● Task directions
Output exactly the lines that run from the line with "What text is on this page?" to the end of the material, both ends included, and no other lines.

● Material supplied

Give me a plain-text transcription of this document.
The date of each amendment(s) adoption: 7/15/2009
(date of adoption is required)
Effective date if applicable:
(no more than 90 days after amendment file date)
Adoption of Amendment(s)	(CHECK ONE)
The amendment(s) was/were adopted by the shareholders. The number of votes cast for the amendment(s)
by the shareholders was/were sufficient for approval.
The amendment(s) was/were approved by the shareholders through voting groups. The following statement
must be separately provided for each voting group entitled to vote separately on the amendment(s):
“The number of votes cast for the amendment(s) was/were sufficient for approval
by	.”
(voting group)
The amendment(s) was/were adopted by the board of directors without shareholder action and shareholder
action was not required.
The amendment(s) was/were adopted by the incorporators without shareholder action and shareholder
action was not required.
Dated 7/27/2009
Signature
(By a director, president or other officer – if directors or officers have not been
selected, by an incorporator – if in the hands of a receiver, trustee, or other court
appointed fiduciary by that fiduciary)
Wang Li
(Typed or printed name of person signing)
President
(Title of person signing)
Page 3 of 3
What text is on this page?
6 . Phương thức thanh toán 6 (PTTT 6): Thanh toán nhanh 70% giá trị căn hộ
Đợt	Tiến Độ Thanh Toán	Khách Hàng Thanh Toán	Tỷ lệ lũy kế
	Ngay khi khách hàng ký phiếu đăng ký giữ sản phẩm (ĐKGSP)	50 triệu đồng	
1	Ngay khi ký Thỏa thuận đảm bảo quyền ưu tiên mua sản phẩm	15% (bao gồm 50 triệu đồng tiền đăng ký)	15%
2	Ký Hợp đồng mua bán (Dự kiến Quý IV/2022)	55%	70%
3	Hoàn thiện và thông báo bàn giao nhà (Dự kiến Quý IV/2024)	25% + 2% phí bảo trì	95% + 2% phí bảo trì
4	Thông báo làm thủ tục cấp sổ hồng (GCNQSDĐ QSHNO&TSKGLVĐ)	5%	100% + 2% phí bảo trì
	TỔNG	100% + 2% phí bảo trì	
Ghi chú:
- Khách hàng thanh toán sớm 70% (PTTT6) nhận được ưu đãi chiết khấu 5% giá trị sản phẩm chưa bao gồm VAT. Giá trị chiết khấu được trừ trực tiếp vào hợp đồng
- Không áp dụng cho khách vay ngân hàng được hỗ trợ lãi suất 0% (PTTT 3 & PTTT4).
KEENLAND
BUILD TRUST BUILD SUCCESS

● Response to this exercise
What text is on this page?
6 . Phương thức thanh toán 6 (PTTT 6): Thanh toán nhanh 70% giá trị căn hộ
Đợt	Tiến Độ Thanh Toán	Khách Hàng Thanh Toán	Tỷ lệ lũy kế
	Ngay khi khách hàng ký phiếu đăng ký giữ sản phẩm (ĐKGSP)	50 triệu đồng	
1	Ngay khi ký Thỏa thuận đảm bảo quyền ưu tiên mua sản phẩm	15% (bao gồm 50 triệu đồng tiền đăng ký)	15%
2	Ký Hợp đồng mua bán (Dự kiến Quý IV/2022)	55%	70%
3	Hoàn thiện và thông báo bàn giao nhà (Dự kiến Quý IV/2024)	25% + 2% phí bảo trì	95% + 2% phí bảo trì
4	Thông báo làm thủ tục cấp sổ hồng (GCNQSDĐ QSHNO&TSKGLVĐ)	5%	100% + 2% phí bảo trì
	TỔNG	100% + 2% phí bảo trì	
Ghi chú:
- Khách hàng thanh toán sớm 70% (PTTT6) nhận được ưu đãi chiết khấu 5% giá trị sản phẩm chưa bao gồm VAT. Giá trị chiết khấu được trừ trực tiếp vào hợp đồng
- Không áp dụng cho khách vay ngân hàng được hỗ trợ lãi suất 0% (PTTT 3 & PTTT4).
KEENLAND
BUILD TRUST BUILD SUCCESS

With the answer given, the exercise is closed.